Give the number of lines in the data that hold the string "couche". Nothing else is needed.

◆ ◆ ◆ ◆

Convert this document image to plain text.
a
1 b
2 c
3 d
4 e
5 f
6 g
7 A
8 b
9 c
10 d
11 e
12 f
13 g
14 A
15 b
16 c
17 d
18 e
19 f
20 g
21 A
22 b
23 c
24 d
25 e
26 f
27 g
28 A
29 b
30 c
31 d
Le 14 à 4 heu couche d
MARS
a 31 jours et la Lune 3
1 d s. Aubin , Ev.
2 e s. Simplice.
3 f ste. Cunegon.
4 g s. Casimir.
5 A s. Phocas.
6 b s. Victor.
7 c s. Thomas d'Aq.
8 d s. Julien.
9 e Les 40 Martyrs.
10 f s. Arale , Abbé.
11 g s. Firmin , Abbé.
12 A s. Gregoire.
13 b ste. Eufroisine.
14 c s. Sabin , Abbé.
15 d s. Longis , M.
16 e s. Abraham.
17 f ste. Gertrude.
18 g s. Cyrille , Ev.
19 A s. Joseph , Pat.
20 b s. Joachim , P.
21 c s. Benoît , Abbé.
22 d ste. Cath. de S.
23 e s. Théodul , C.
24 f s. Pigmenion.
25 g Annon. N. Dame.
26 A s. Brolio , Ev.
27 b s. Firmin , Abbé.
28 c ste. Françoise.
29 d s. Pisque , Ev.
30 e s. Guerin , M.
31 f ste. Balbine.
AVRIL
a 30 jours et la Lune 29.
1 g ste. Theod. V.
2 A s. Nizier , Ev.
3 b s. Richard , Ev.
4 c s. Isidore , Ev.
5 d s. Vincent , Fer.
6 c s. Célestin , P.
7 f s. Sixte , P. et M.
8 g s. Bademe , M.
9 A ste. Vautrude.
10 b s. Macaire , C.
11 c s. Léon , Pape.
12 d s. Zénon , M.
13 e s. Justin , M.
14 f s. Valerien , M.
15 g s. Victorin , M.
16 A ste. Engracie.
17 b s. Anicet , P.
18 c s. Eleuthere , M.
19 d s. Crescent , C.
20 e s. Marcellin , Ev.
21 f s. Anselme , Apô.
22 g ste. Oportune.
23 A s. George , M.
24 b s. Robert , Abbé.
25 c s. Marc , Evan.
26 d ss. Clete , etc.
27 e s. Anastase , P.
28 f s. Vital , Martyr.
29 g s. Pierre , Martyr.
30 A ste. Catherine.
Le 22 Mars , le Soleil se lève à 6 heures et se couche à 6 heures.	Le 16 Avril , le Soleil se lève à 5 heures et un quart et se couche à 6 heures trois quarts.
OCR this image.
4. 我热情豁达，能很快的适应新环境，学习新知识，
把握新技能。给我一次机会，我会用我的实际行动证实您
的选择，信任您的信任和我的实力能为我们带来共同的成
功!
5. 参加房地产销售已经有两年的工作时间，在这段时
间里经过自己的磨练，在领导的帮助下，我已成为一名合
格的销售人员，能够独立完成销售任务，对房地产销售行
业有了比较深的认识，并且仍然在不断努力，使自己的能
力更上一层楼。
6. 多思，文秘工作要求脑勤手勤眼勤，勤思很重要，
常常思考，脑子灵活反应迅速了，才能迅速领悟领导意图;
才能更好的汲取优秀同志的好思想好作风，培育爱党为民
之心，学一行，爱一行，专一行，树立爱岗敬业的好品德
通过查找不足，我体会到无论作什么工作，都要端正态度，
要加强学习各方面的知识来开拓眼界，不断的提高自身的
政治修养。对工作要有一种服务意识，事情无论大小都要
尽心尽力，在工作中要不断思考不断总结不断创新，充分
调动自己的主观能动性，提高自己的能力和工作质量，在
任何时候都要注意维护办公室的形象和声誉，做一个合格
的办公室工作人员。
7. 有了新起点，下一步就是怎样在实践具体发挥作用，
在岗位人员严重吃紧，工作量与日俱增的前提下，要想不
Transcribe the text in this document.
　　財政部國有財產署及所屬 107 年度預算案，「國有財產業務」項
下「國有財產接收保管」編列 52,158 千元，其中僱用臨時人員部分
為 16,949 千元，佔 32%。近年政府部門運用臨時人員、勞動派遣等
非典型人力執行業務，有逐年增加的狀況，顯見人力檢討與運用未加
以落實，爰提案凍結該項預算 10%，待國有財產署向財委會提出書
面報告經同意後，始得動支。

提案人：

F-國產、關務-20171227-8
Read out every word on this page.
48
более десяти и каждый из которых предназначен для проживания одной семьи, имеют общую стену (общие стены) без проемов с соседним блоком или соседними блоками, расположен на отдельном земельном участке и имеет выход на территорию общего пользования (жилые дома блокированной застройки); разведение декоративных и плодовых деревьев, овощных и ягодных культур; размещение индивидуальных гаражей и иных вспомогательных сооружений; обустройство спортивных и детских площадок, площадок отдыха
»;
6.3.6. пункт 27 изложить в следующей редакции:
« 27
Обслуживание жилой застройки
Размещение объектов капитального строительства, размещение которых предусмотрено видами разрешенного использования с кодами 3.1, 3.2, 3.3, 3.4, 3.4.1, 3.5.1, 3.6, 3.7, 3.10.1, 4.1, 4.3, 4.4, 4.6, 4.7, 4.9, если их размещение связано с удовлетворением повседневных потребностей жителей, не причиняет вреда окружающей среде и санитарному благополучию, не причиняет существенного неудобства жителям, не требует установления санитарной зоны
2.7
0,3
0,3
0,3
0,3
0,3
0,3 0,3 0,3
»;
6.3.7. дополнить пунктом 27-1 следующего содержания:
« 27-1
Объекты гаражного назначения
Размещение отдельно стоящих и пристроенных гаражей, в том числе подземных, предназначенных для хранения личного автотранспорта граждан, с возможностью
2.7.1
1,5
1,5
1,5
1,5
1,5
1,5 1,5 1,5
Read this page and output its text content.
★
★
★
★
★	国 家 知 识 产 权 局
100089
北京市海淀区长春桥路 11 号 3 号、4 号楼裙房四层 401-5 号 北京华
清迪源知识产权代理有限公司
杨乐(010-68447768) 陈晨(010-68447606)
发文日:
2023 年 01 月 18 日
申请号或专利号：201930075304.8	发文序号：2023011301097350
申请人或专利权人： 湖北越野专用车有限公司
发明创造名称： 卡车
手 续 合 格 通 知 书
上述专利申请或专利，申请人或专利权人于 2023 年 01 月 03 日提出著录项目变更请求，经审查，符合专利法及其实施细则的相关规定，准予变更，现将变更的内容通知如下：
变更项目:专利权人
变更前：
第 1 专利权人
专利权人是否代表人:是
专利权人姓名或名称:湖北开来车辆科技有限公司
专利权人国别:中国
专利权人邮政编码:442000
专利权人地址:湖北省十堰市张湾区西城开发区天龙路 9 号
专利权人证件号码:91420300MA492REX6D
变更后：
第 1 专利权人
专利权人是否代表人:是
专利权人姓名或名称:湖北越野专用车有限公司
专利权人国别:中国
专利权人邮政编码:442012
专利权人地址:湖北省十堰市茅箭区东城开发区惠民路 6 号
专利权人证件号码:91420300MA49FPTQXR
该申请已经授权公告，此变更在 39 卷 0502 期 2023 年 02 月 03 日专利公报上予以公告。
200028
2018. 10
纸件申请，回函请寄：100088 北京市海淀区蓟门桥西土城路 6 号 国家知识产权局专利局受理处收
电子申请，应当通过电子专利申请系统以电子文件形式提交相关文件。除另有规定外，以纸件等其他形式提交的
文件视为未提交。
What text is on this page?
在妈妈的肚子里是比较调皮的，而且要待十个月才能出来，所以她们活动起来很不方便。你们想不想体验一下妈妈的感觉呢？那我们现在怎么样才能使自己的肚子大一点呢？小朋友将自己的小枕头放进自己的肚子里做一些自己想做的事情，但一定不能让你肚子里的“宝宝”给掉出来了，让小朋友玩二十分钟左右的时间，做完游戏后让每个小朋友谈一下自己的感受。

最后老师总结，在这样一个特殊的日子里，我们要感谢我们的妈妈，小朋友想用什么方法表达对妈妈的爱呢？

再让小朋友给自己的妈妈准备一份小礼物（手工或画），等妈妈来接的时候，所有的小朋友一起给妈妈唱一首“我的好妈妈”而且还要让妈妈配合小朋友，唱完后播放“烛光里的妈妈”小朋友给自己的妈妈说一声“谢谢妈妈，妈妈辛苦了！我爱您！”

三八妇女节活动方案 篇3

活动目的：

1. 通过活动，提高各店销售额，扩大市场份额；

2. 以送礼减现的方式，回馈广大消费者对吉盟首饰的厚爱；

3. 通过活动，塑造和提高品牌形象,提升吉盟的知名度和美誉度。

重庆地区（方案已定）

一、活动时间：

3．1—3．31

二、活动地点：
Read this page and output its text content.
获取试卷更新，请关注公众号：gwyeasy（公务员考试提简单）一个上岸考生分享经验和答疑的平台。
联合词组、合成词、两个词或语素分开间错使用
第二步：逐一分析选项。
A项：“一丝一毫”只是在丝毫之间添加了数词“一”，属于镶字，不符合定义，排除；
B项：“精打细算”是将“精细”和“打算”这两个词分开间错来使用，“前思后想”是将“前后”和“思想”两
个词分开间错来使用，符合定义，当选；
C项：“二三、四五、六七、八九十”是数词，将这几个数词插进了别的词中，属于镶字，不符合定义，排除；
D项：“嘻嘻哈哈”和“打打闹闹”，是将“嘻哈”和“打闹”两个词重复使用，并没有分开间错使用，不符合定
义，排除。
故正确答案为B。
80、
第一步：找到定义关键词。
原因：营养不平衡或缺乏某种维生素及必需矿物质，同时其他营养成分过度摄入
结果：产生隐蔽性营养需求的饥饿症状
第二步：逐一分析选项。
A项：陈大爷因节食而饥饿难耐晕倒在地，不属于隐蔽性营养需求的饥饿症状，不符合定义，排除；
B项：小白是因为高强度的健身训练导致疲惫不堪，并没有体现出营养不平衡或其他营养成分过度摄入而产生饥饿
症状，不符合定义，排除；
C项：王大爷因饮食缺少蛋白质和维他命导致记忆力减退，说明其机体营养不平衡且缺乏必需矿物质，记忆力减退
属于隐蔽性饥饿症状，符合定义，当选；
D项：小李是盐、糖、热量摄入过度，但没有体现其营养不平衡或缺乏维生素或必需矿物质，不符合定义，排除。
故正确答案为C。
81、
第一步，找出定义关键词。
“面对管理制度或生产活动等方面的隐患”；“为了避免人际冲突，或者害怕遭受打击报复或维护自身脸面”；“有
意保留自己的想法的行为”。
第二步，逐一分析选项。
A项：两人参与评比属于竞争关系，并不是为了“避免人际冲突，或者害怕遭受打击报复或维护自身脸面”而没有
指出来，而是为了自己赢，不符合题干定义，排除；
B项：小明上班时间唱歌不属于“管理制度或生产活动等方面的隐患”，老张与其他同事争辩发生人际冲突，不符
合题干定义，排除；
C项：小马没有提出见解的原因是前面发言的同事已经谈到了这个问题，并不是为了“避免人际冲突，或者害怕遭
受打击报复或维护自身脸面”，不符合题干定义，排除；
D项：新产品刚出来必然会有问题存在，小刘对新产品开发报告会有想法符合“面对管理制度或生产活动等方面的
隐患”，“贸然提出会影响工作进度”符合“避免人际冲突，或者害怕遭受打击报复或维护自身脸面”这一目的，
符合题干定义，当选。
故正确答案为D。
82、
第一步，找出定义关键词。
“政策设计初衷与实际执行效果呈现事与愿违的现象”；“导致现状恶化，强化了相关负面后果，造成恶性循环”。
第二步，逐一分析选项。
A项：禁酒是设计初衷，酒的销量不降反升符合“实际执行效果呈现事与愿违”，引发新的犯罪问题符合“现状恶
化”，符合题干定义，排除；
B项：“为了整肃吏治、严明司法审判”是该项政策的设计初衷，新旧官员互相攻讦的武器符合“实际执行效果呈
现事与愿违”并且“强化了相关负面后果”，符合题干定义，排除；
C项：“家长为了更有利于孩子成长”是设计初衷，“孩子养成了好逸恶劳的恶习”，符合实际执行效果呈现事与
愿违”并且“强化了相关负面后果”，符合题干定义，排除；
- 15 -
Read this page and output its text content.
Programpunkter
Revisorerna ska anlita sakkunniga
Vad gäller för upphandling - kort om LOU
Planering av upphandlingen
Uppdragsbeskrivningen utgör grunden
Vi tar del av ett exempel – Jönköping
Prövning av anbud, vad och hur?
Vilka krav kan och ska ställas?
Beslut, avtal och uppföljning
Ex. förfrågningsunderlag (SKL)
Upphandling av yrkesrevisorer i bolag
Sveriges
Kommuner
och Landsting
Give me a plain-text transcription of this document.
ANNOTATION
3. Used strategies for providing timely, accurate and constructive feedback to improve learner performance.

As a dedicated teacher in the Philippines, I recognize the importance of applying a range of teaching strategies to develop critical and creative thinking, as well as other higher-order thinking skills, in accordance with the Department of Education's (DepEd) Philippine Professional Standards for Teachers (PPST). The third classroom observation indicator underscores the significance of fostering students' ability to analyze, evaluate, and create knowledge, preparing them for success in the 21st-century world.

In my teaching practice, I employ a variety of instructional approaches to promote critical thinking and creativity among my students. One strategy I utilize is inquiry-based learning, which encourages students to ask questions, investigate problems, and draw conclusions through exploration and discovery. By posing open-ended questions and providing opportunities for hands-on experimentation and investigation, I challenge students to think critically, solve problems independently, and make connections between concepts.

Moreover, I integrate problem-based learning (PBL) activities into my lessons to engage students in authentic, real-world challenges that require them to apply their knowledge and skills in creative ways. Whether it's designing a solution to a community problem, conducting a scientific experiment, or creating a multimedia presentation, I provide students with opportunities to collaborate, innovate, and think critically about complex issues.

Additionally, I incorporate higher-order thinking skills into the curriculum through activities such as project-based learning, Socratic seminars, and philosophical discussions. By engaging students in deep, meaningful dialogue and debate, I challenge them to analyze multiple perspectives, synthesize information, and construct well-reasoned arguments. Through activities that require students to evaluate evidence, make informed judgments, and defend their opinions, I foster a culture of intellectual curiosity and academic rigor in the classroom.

◆ ◆ ◆ ◆

* _SOLUTION TO THIS TASK_
2